[Element boundary records]
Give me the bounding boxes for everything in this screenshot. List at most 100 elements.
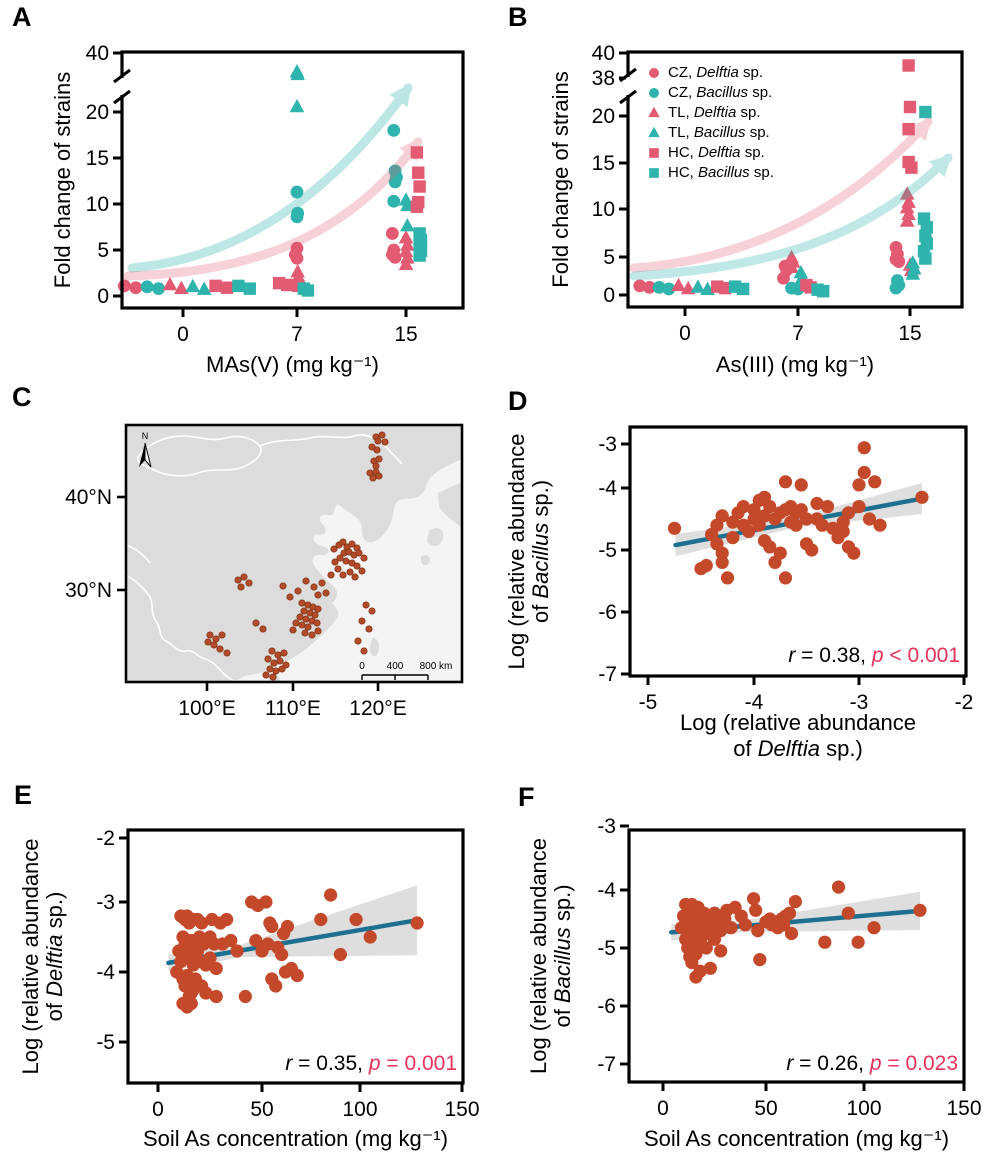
svg-text:50: 50 (754, 1097, 777, 1120)
svg-text:15: 15 (394, 323, 417, 346)
svg-text:0: 0 (679, 322, 691, 345)
svg-text:5: 5 (603, 246, 615, 269)
svg-text:150: 150 (946, 1097, 981, 1120)
svg-text:-4: -4 (598, 477, 617, 500)
svg-text:0: 0 (603, 284, 615, 307)
svg-text:100: 100 (846, 1097, 881, 1120)
svg-text:0: 0 (97, 285, 109, 308)
series-cz-delftia-sp- (633, 241, 906, 294)
svg-text:-6: -6 (597, 995, 616, 1018)
svg-text:TL, Delftia sp.: TL, Delftia sp. (668, 104, 761, 121)
panel-c-map: N 0 400 800 km 40°N 30°N 100°E 110°E 120°E (65, 423, 464, 720)
svg-text:-7: -7 (598, 663, 617, 686)
svg-text:0: 0 (657, 1097, 669, 1120)
series-tl-bacillus-sp- (185, 64, 415, 295)
svg-text:38: 38 (592, 67, 615, 90)
data-points (170, 888, 424, 1014)
panel-label-d: D (508, 386, 528, 416)
svg-text:Soil As concentration (mg kg⁻¹: Soil As concentration (mg kg⁻¹) (143, 1126, 448, 1151)
svg-text:120°E: 120°E (349, 697, 406, 720)
svg-text:r = 0.26, p = 0.023: r = 0.26, p = 0.023 (786, 1052, 958, 1075)
svg-text:Soil As concentration (mg kg⁻¹: Soil As concentration (mg kg⁻¹) (644, 1126, 949, 1151)
svg-text:-5: -5 (598, 539, 617, 562)
panel-label-b: B (508, 2, 528, 32)
svg-text:7: 7 (291, 323, 303, 346)
data-points (674, 880, 927, 984)
axes: 0 50 100 150 -2 -3 -4 -5 (96, 827, 479, 1121)
svg-text:800 km: 800 km (420, 661, 453, 672)
svg-text:HC, Bacillus sp.: HC, Bacillus sp. (668, 164, 774, 181)
svg-text:15: 15 (592, 152, 615, 175)
svg-text:-5: -5 (639, 691, 658, 714)
panel-label-f: F (518, 782, 535, 812)
svg-text:CZ, Bacillus sp.: CZ, Bacillus sp. (668, 84, 772, 101)
panel-a-chart: 0 7 15 0 5 10 15 20 40 MAs(V) (mg kg⁻¹) Fold chang… (50, 42, 465, 377)
svg-text:-2: -2 (96, 827, 115, 850)
map-sample-dots (204, 431, 389, 681)
svg-text:100°E: 100°E (178, 697, 235, 720)
trend-arrow (123, 137, 423, 281)
scale-bar: 0 400 800 km (359, 661, 452, 680)
axes: 0 7 15 0 5 10 15 20 40 (86, 42, 465, 346)
panel-d-chart: -5 -4 -3 -2 -3 -4 -5 -6 -7 Log (relative abundanc… (504, 425, 973, 761)
map-land (126, 425, 462, 682)
svg-text:30°N: 30°N (65, 579, 112, 602)
svg-text:10: 10 (592, 198, 615, 221)
svg-text:40: 40 (86, 42, 109, 65)
axes: 0 50 100 150 -3 -4 -5 -6 -7 (597, 815, 981, 1120)
svg-text:100: 100 (342, 1098, 377, 1121)
svg-text:N: N (142, 431, 149, 441)
svg-text:7: 7 (792, 322, 804, 345)
panel-f-chart: 0 50 100 150 -3 -4 -5 -6 -7 Soil As concentration… (526, 815, 982, 1151)
series-hc-bacillus-sp- (728, 105, 933, 298)
svg-text:Fold change of strains: Fold change of strains (548, 71, 573, 287)
legend: CZ, Delftia sp. CZ, Bacillus sp. TL, Delft… (648, 64, 774, 181)
svg-text:-4: -4 (745, 691, 764, 714)
series-cz-bacillus-sp- (652, 274, 906, 296)
svg-text:10: 10 (86, 193, 109, 216)
svg-text:0: 0 (359, 661, 365, 672)
svg-text:20: 20 (86, 101, 109, 124)
svg-text:-5: -5 (96, 1031, 115, 1054)
svg-text:0: 0 (152, 1098, 164, 1121)
svg-text:40°N: 40°N (65, 486, 112, 509)
svg-text:-5: -5 (597, 937, 616, 960)
svg-text:HC, Delftia sp.: HC, Delftia sp. (668, 144, 765, 161)
svg-text:-6: -6 (598, 601, 617, 624)
svg-text:Fold change of strains: Fold change of strains (50, 72, 75, 288)
svg-text:of Bacillus sp.): of Bacillus sp.) (550, 884, 575, 1027)
data-points (667, 441, 929, 585)
svg-text:TL, Bacillus sp.: TL, Bacillus sp. (668, 124, 770, 141)
panel-label-a: A (12, 2, 32, 32)
svg-text:400: 400 (387, 661, 404, 672)
svg-text:5: 5 (97, 239, 109, 262)
axes: -5 -4 -3 -2 -3 -4 -5 -6 -7 (598, 425, 973, 714)
svg-text:0: 0 (177, 323, 189, 346)
svg-text:r = 0.38, p < 0.001: r = 0.38, p < 0.001 (788, 644, 960, 667)
svg-text:-3: -3 (96, 891, 115, 914)
svg-text:Log (relative abundance: Log (relative abundance (504, 433, 529, 669)
panel-label-e: E (14, 780, 33, 810)
svg-text:40: 40 (592, 42, 615, 65)
trend-arrow (127, 83, 413, 273)
svg-text:50: 50 (250, 1098, 273, 1121)
svg-text:As(III) (mg kg⁻¹): As(III) (mg kg⁻¹) (716, 352, 874, 377)
series-hc-delftia-sp- (209, 146, 426, 294)
svg-text:-4: -4 (597, 879, 616, 902)
svg-text:-3: -3 (598, 433, 617, 456)
svg-text:20: 20 (592, 105, 615, 128)
svg-text:Log (relative abundance: Log (relative abundance (18, 838, 43, 1074)
panel-label-c: C (12, 382, 32, 412)
svg-text:Log (relative abundance: Log (relative abundance (680, 710, 916, 735)
svg-text:-3: -3 (850, 691, 869, 714)
svg-text:150: 150 (444, 1098, 479, 1121)
svg-text:MAs(V) (mg kg⁻¹): MAs(V) (mg kg⁻¹) (206, 352, 379, 377)
series-cz-bacillus-sp- (140, 123, 403, 296)
svg-text:15: 15 (86, 147, 109, 170)
svg-text:of Delftia sp.): of Delftia sp.) (733, 736, 863, 761)
svg-text:110°E: 110°E (265, 697, 321, 720)
map-content: N 0 400 800 km (126, 425, 462, 682)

> **Aim of the task**: Copy every line of the entries above word for word, leaving out the pictures.

> **Response for this exercise**:
Give me the bounding boxes for everything in this screenshot. List at most 100 elements.
svg-text:50: 50 (754, 1097, 777, 1120)
svg-text:15: 15 (394, 323, 417, 346)
svg-text:0: 0 (679, 322, 691, 345)
svg-text:5: 5 (603, 246, 615, 269)
svg-text:150: 150 (946, 1097, 981, 1120)
svg-text:-4: -4 (598, 477, 617, 500)
svg-text:0: 0 (603, 284, 615, 307)
svg-text:100: 100 (846, 1097, 881, 1120)
svg-text:0: 0 (97, 285, 109, 308)
series-cz-delftia-sp- (633, 241, 906, 294)
svg-text:-6: -6 (597, 995, 616, 1018)
svg-text:TL, Delftia sp.: TL, Delftia sp. (668, 104, 761, 121)
panel-c-map: N 0 400 800 km 40°N 30°N 100°E 110°E 120°E (65, 423, 464, 720)
svg-text:-7: -7 (598, 663, 617, 686)
svg-text:0: 0 (657, 1097, 669, 1120)
series-tl-bacillus-sp- (185, 64, 415, 295)
svg-text:38: 38 (592, 67, 615, 90)
data-points (170, 888, 424, 1014)
panel-label-d: D (508, 386, 528, 416)
svg-text:Soil As concentration (mg kg⁻¹: Soil As concentration (mg kg⁻¹) (143, 1126, 448, 1151)
svg-text:120°E: 120°E (349, 697, 406, 720)
svg-text:r = 0.26, p = 0.023: r = 0.26, p = 0.023 (786, 1052, 958, 1075)
svg-text:Soil As concentration (mg kg⁻¹: Soil As concentration (mg kg⁻¹) (644, 1126, 949, 1151)
svg-text:-5: -5 (598, 539, 617, 562)
panel-label-b: B (508, 2, 528, 32)
svg-text:7: 7 (291, 323, 303, 346)
data-points (674, 880, 927, 984)
axes: 0 50 100 150 -2 -3 -4 -5 (96, 827, 479, 1121)
svg-text:800 km: 800 km (420, 661, 453, 672)
svg-text:HC, Bacillus sp.: HC, Bacillus sp. (668, 164, 774, 181)
svg-text:15: 15 (592, 152, 615, 175)
svg-text:-5: -5 (639, 691, 658, 714)
panel-label-f: F (518, 782, 535, 812)
svg-text:CZ, Bacillus sp.: CZ, Bacillus sp. (668, 84, 772, 101)
panel-a-chart: 0 7 15 0 5 10 15 20 40 MAs(V) (mg kg⁻¹) Fold chang… (50, 42, 465, 377)
svg-text:-2: -2 (96, 827, 115, 850)
map-sample-dots (204, 431, 389, 681)
svg-text:100°E: 100°E (178, 697, 235, 720)
trend-arrow (123, 137, 423, 281)
scale-bar: 0 400 800 km (359, 661, 452, 680)
axes: 0 7 15 0 5 10 15 20 40 (86, 42, 465, 346)
panel-d-chart: -5 -4 -3 -2 -3 -4 -5 -6 -7 Log (relative abundanc… (504, 425, 973, 761)
map-land (126, 425, 462, 682)
svg-text:30°N: 30°N (65, 579, 112, 602)
svg-text:10: 10 (592, 198, 615, 221)
svg-text:40: 40 (86, 42, 109, 65)
axes: 0 50 100 150 -3 -4 -5 -6 -7 (597, 815, 981, 1120)
svg-text:100: 100 (342, 1098, 377, 1121)
svg-text:N: N (142, 431, 149, 441)
svg-text:7: 7 (792, 322, 804, 345)
panel-f-chart: 0 50 100 150 -3 -4 -5 -6 -7 Soil As concentration… (526, 815, 982, 1151)
series-hc-bacillus-sp- (728, 105, 933, 298)
svg-text:Fold change of strains: Fold change of strains (548, 71, 573, 287)
legend: CZ, Delftia sp. CZ, Bacillus sp. TL, Delft… (648, 64, 774, 181)
svg-text:-4: -4 (745, 691, 764, 714)
series-cz-bacillus-sp- (652, 274, 906, 296)
svg-text:10: 10 (86, 193, 109, 216)
svg-text:0: 0 (359, 661, 365, 672)
svg-text:20: 20 (86, 101, 109, 124)
svg-text:-5: -5 (96, 1031, 115, 1054)
svg-text:0: 0 (152, 1098, 164, 1121)
svg-text:40°N: 40°N (65, 486, 112, 509)
svg-text:-5: -5 (597, 937, 616, 960)
svg-text:HC, Delftia sp.: HC, Delftia sp. (668, 144, 765, 161)
svg-text:-6: -6 (598, 601, 617, 624)
svg-text:Fold change of strains: Fold change of strains (50, 72, 75, 288)
svg-text:of Bacillus sp.): of Bacillus sp.) (550, 884, 575, 1027)
data-points (667, 441, 929, 585)
svg-text:TL, Bacillus sp.: TL, Bacillus sp. (668, 124, 770, 141)
panel-label-a: A (12, 2, 32, 32)
svg-text:400: 400 (387, 661, 404, 672)
svg-text:5: 5 (97, 239, 109, 262)
axes: -5 -4 -3 -2 -3 -4 -5 -6 -7 (598, 425, 973, 714)
svg-text:0: 0 (177, 323, 189, 346)
svg-text:r = 0.38, p < 0.001: r = 0.38, p < 0.001 (788, 644, 960, 667)
svg-text:-3: -3 (96, 891, 115, 914)
svg-text:Log (relative abundance: Log (relative abundance (504, 433, 529, 669)
panel-label-e: E (14, 780, 33, 810)
svg-text:40: 40 (592, 42, 615, 65)
trend-arrow (127, 83, 413, 273)
svg-text:50: 50 (250, 1098, 273, 1121)
svg-text:As(III) (mg kg⁻¹): As(III) (mg kg⁻¹) (716, 352, 874, 377)
series-hc-delftia-sp- (209, 146, 426, 294)
svg-text:-4: -4 (597, 879, 616, 902)
svg-text:-3: -3 (598, 433, 617, 456)
svg-text:20: 20 (592, 105, 615, 128)
svg-text:Log (relative abundance: Log (relative abundance (18, 838, 43, 1074)
panel-label-c: C (12, 382, 32, 412)
svg-text:Log (relative abundance: Log (relative abundance (680, 710, 916, 735)
svg-text:-3: -3 (850, 691, 869, 714)
svg-text:150: 150 (444, 1098, 479, 1121)
svg-text:MAs(V) (mg kg⁻¹): MAs(V) (mg kg⁻¹) (206, 352, 379, 377)
series-cz-bacillus-sp- (140, 123, 403, 296)
svg-text:15: 15 (86, 147, 109, 170)
svg-text:of Delftia sp.): of Delftia sp.) (733, 736, 863, 761)
svg-text:110°E: 110°E (265, 697, 321, 720)
map-content: N 0 400 800 km (126, 425, 462, 682)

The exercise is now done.